Stored items:
--- --- ---
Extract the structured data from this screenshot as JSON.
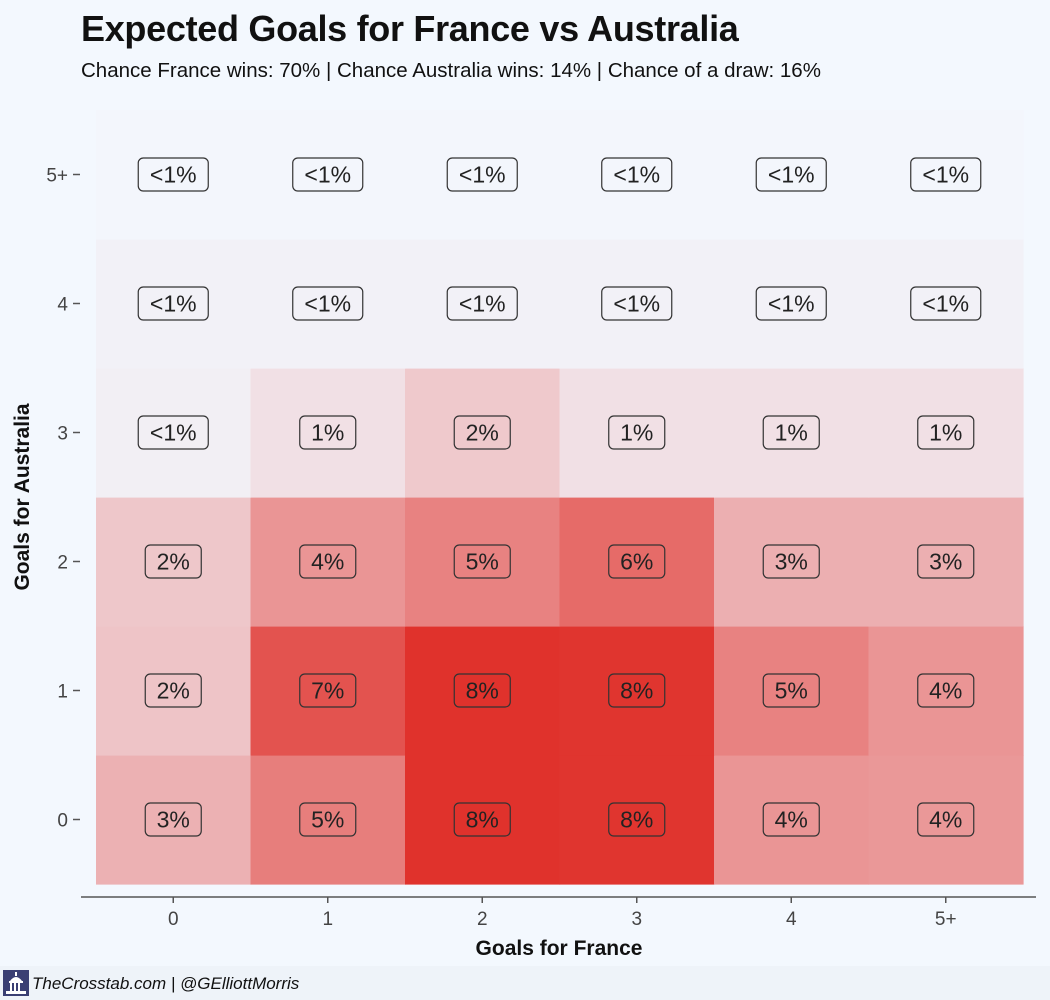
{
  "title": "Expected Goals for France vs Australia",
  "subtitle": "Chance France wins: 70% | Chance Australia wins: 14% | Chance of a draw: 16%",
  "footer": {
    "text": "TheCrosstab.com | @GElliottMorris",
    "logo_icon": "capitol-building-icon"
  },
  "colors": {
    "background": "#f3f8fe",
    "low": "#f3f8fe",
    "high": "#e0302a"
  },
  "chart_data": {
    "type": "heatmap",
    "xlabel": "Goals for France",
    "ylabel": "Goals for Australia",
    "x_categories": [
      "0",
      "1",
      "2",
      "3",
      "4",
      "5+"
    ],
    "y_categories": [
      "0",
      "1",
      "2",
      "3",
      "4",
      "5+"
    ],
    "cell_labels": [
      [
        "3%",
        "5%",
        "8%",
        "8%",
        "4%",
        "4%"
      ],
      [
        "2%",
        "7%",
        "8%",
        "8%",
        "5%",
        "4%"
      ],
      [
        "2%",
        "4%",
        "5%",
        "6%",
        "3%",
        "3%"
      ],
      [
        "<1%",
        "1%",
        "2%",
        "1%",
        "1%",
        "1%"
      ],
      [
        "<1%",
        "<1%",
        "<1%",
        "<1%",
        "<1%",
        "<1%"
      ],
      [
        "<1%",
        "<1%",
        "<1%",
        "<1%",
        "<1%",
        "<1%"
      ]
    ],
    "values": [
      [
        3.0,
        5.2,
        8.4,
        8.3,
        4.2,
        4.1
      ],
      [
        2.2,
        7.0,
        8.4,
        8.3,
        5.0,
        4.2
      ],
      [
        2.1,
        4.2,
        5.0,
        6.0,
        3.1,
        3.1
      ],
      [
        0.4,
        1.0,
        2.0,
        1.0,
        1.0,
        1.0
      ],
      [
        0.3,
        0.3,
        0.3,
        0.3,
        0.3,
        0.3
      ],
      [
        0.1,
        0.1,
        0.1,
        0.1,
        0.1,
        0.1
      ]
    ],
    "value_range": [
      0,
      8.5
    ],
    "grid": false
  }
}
--- --- ---
Take every line that includes the string "Australia" and copy it.

  "title": "Expected Goals for France vs Australia",
  "subtitle": "Chance France wins: 70% | Chance Australia wins: 14% | Chance of a draw: 16%",
    "ylabel": "Goals for Australia",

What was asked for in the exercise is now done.